__EXERCISE__. Which lines in the material below contain the word "color"? Copy each of them.

__SOURCE MATERIAL__.
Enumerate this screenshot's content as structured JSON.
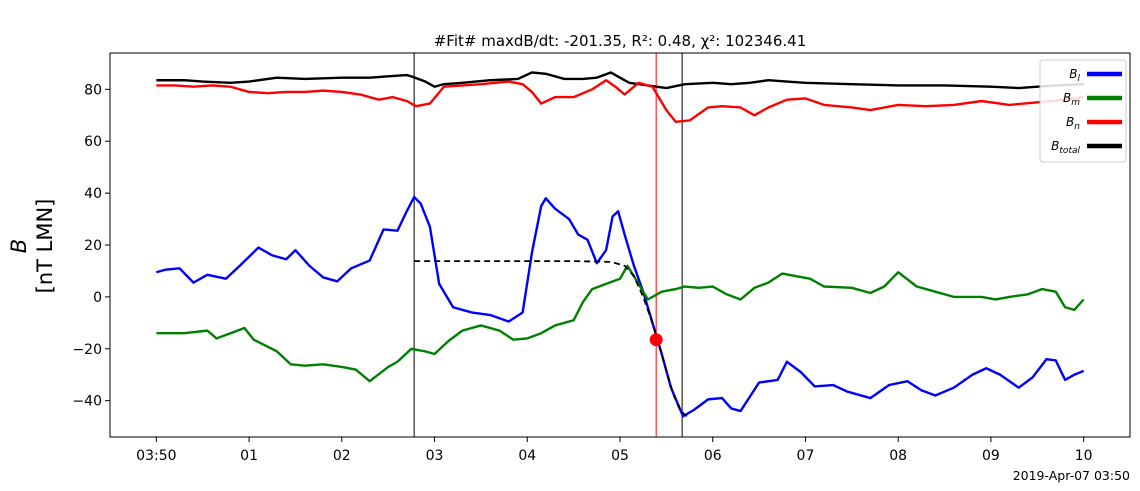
{
  "title": "#Fit# maxdB/dt: -201.35, R²: 0.48, χ²: 102346.41",
  "ylabel_line1": "B",
  "ylabel_line2": "[nT LMN]",
  "date_label": "2019-Apr-07 03:50",
  "chart_data": {
    "type": "line",
    "x_unit": "minutes after 03:50 on 2019-Apr-07",
    "xlim": [
      -0.5,
      10.5
    ],
    "ylim": [
      -54,
      94
    ],
    "grid": false,
    "legend_position": "top-right",
    "x_ticks": [
      {
        "x": 0,
        "label": "03:50"
      },
      {
        "x": 1,
        "label": "01"
      },
      {
        "x": 2,
        "label": "02"
      },
      {
        "x": 3,
        "label": "03"
      },
      {
        "x": 4,
        "label": "04"
      },
      {
        "x": 5,
        "label": "05"
      },
      {
        "x": 6,
        "label": "06"
      },
      {
        "x": 7,
        "label": "07"
      },
      {
        "x": 8,
        "label": "08"
      },
      {
        "x": 9,
        "label": "09"
      },
      {
        "x": 10,
        "label": "10"
      }
    ],
    "y_ticks": [
      {
        "y": -40,
        "label": "−40"
      },
      {
        "y": -20,
        "label": "−20"
      },
      {
        "y": 0,
        "label": "0"
      },
      {
        "y": 20,
        "label": "20"
      },
      {
        "y": 40,
        "label": "40"
      },
      {
        "y": 60,
        "label": "60"
      },
      {
        "y": 80,
        "label": "80"
      }
    ],
    "series": [
      {
        "name": "B_total",
        "legend_main": "B",
        "legend_sub": "total",
        "color": "#000000",
        "points": [
          [
            0,
            83.5
          ],
          [
            0.3,
            83.5
          ],
          [
            0.5,
            83
          ],
          [
            0.8,
            82.5
          ],
          [
            1.0,
            83
          ],
          [
            1.3,
            84.5
          ],
          [
            1.6,
            84
          ],
          [
            2.0,
            84.5
          ],
          [
            2.3,
            84.5
          ],
          [
            2.5,
            85
          ],
          [
            2.7,
            85.5
          ],
          [
            2.75,
            85
          ],
          [
            2.9,
            83
          ],
          [
            3.0,
            81
          ],
          [
            3.1,
            82
          ],
          [
            3.3,
            82.5
          ],
          [
            3.6,
            83.5
          ],
          [
            3.9,
            84
          ],
          [
            4.05,
            86.5
          ],
          [
            4.2,
            86
          ],
          [
            4.4,
            84
          ],
          [
            4.6,
            84
          ],
          [
            4.75,
            84.5
          ],
          [
            4.9,
            86.5
          ],
          [
            5.0,
            84.5
          ],
          [
            5.1,
            82.5
          ],
          [
            5.3,
            81.5
          ],
          [
            5.5,
            80.5
          ],
          [
            5.7,
            82
          ],
          [
            6.0,
            82.5
          ],
          [
            6.2,
            82
          ],
          [
            6.4,
            82.5
          ],
          [
            6.6,
            83.5
          ],
          [
            6.8,
            83
          ],
          [
            7.0,
            82.5
          ],
          [
            7.5,
            82
          ],
          [
            8.0,
            81.5
          ],
          [
            8.5,
            81.5
          ],
          [
            9.0,
            81
          ],
          [
            9.3,
            80.5
          ],
          [
            9.5,
            81
          ],
          [
            9.7,
            81.5
          ],
          [
            10.0,
            82
          ]
        ]
      },
      {
        "name": "B_n",
        "legend_main": "B",
        "legend_sub": "n",
        "color": "#ff0000",
        "points": [
          [
            0,
            81.5
          ],
          [
            0.2,
            81.5
          ],
          [
            0.4,
            81
          ],
          [
            0.6,
            81.5
          ],
          [
            0.8,
            81
          ],
          [
            1.0,
            79
          ],
          [
            1.2,
            78.5
          ],
          [
            1.4,
            79
          ],
          [
            1.6,
            79
          ],
          [
            1.8,
            79.5
          ],
          [
            2.0,
            79
          ],
          [
            2.2,
            78
          ],
          [
            2.4,
            76
          ],
          [
            2.55,
            77
          ],
          [
            2.7,
            75.5
          ],
          [
            2.8,
            73.5
          ],
          [
            2.95,
            74.5
          ],
          [
            3.1,
            81
          ],
          [
            3.3,
            81.5
          ],
          [
            3.5,
            82
          ],
          [
            3.8,
            83
          ],
          [
            3.95,
            82
          ],
          [
            4.05,
            79
          ],
          [
            4.15,
            74.5
          ],
          [
            4.3,
            77
          ],
          [
            4.5,
            77
          ],
          [
            4.7,
            80
          ],
          [
            4.85,
            83.5
          ],
          [
            4.95,
            81
          ],
          [
            5.05,
            78
          ],
          [
            5.2,
            82.5
          ],
          [
            5.35,
            81
          ],
          [
            5.5,
            72
          ],
          [
            5.6,
            67.5
          ],
          [
            5.75,
            68
          ],
          [
            5.95,
            73
          ],
          [
            6.1,
            73.5
          ],
          [
            6.3,
            73
          ],
          [
            6.45,
            70
          ],
          [
            6.6,
            73
          ],
          [
            6.8,
            76
          ],
          [
            7.0,
            76.5
          ],
          [
            7.2,
            74
          ],
          [
            7.5,
            73
          ],
          [
            7.7,
            72
          ],
          [
            8.0,
            74
          ],
          [
            8.3,
            73.5
          ],
          [
            8.6,
            74
          ],
          [
            8.9,
            75.5
          ],
          [
            9.2,
            74
          ],
          [
            9.5,
            75
          ],
          [
            9.8,
            76
          ],
          [
            10.0,
            77
          ]
        ]
      },
      {
        "name": "B_l",
        "legend_main": "B",
        "legend_sub": "l",
        "color": "#0000ff",
        "points": [
          [
            0,
            9.5
          ],
          [
            0.1,
            10.5
          ],
          [
            0.25,
            11
          ],
          [
            0.4,
            5.5
          ],
          [
            0.55,
            8.5
          ],
          [
            0.75,
            7
          ],
          [
            0.9,
            12
          ],
          [
            1.1,
            19
          ],
          [
            1.25,
            16
          ],
          [
            1.4,
            14.5
          ],
          [
            1.5,
            18
          ],
          [
            1.65,
            12
          ],
          [
            1.8,
            7.5
          ],
          [
            1.95,
            6
          ],
          [
            2.1,
            11
          ],
          [
            2.3,
            14
          ],
          [
            2.45,
            26
          ],
          [
            2.6,
            25.5
          ],
          [
            2.7,
            33
          ],
          [
            2.78,
            38.5
          ],
          [
            2.85,
            36
          ],
          [
            2.95,
            27
          ],
          [
            3.05,
            5
          ],
          [
            3.2,
            -4
          ],
          [
            3.4,
            -6
          ],
          [
            3.6,
            -7
          ],
          [
            3.8,
            -9.5
          ],
          [
            3.95,
            -6
          ],
          [
            4.05,
            17
          ],
          [
            4.15,
            35
          ],
          [
            4.2,
            38
          ],
          [
            4.3,
            34
          ],
          [
            4.45,
            30
          ],
          [
            4.55,
            24
          ],
          [
            4.65,
            22
          ],
          [
            4.75,
            13
          ],
          [
            4.85,
            18
          ],
          [
            4.92,
            31
          ],
          [
            4.98,
            33
          ],
          [
            5.05,
            24
          ],
          [
            5.15,
            12
          ],
          [
            5.25,
            2
          ],
          [
            5.35,
            -10
          ],
          [
            5.45,
            -22
          ],
          [
            5.55,
            -35
          ],
          [
            5.68,
            -46
          ],
          [
            5.8,
            -43.5
          ],
          [
            5.95,
            -39.5
          ],
          [
            6.1,
            -39
          ],
          [
            6.2,
            -43
          ],
          [
            6.3,
            -44
          ],
          [
            6.5,
            -33
          ],
          [
            6.7,
            -32
          ],
          [
            6.8,
            -25
          ],
          [
            6.95,
            -29
          ],
          [
            7.1,
            -34.5
          ],
          [
            7.3,
            -34
          ],
          [
            7.45,
            -36.5
          ],
          [
            7.7,
            -39
          ],
          [
            7.9,
            -34
          ],
          [
            8.1,
            -32.5
          ],
          [
            8.25,
            -36
          ],
          [
            8.4,
            -38
          ],
          [
            8.6,
            -35
          ],
          [
            8.8,
            -30
          ],
          [
            8.95,
            -27.5
          ],
          [
            9.1,
            -30
          ],
          [
            9.3,
            -35
          ],
          [
            9.45,
            -31
          ],
          [
            9.6,
            -24
          ],
          [
            9.7,
            -24.5
          ],
          [
            9.8,
            -32
          ],
          [
            9.9,
            -30
          ],
          [
            10.0,
            -28.5
          ]
        ]
      },
      {
        "name": "B_m",
        "legend_main": "B",
        "legend_sub": "m",
        "color": "#008000",
        "points": [
          [
            0,
            -14
          ],
          [
            0.3,
            -14
          ],
          [
            0.55,
            -13
          ],
          [
            0.65,
            -16
          ],
          [
            0.8,
            -14
          ],
          [
            0.95,
            -12
          ],
          [
            1.05,
            -16.5
          ],
          [
            1.3,
            -21
          ],
          [
            1.45,
            -26
          ],
          [
            1.6,
            -26.5
          ],
          [
            1.8,
            -26
          ],
          [
            2.0,
            -27
          ],
          [
            2.15,
            -28
          ],
          [
            2.3,
            -32.5
          ],
          [
            2.5,
            -27
          ],
          [
            2.6,
            -25
          ],
          [
            2.75,
            -20
          ],
          [
            2.9,
            -21
          ],
          [
            3.0,
            -22
          ],
          [
            3.15,
            -17
          ],
          [
            3.3,
            -13
          ],
          [
            3.5,
            -11
          ],
          [
            3.7,
            -13
          ],
          [
            3.85,
            -16.5
          ],
          [
            4.0,
            -16
          ],
          [
            4.15,
            -14
          ],
          [
            4.3,
            -11
          ],
          [
            4.5,
            -9
          ],
          [
            4.6,
            -2
          ],
          [
            4.7,
            3
          ],
          [
            4.85,
            5
          ],
          [
            5.0,
            7
          ],
          [
            5.08,
            12
          ],
          [
            5.15,
            8
          ],
          [
            5.3,
            -1
          ],
          [
            5.45,
            2
          ],
          [
            5.6,
            3
          ],
          [
            5.7,
            4
          ],
          [
            5.85,
            3.5
          ],
          [
            6.0,
            4
          ],
          [
            6.15,
            1
          ],
          [
            6.3,
            -1
          ],
          [
            6.45,
            3.5
          ],
          [
            6.6,
            5.5
          ],
          [
            6.75,
            9
          ],
          [
            6.9,
            8
          ],
          [
            7.05,
            7
          ],
          [
            7.2,
            4
          ],
          [
            7.5,
            3.5
          ],
          [
            7.7,
            1.5
          ],
          [
            7.85,
            4
          ],
          [
            8.0,
            9.5
          ],
          [
            8.2,
            4
          ],
          [
            8.4,
            2
          ],
          [
            8.6,
            0
          ],
          [
            8.9,
            0
          ],
          [
            9.05,
            -1
          ],
          [
            9.2,
            0
          ],
          [
            9.4,
            1
          ],
          [
            9.55,
            3
          ],
          [
            9.7,
            2
          ],
          [
            9.8,
            -4
          ],
          [
            9.9,
            -5
          ],
          [
            10.0,
            -1
          ]
        ]
      }
    ],
    "fit_curve": {
      "color": "#000000",
      "style": "dashed",
      "points": [
        [
          2.78,
          13.8
        ],
        [
          3.5,
          13.8
        ],
        [
          4.0,
          13.8
        ],
        [
          4.5,
          13.8
        ],
        [
          4.9,
          13.5
        ],
        [
          5.05,
          12
        ],
        [
          5.15,
          8
        ],
        [
          5.25,
          0
        ],
        [
          5.35,
          -10
        ],
        [
          5.45,
          -22
        ],
        [
          5.52,
          -31
        ],
        [
          5.58,
          -38
        ],
        [
          5.64,
          -43
        ],
        [
          5.7,
          -45.5
        ],
        [
          5.75,
          -46.5
        ]
      ]
    },
    "vertical_lines": [
      {
        "x": 2.78,
        "color": "#000000"
      },
      {
        "x": 5.39,
        "color": "#ff0000"
      },
      {
        "x": 5.67,
        "color": "#000000"
      }
    ],
    "marker": {
      "x": 5.39,
      "y": -16.5,
      "color": "#ff0000"
    }
  }
}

__EXERCISE OUTPUT__.
        "color": "#000000",
        "color": "#ff0000",
        "color": "#0000ff",
        "color": "#008000",
      "color": "#000000",
        "color": "#000000"
        "color": "#ff0000"
        "color": "#000000"
      "color": "#ff0000"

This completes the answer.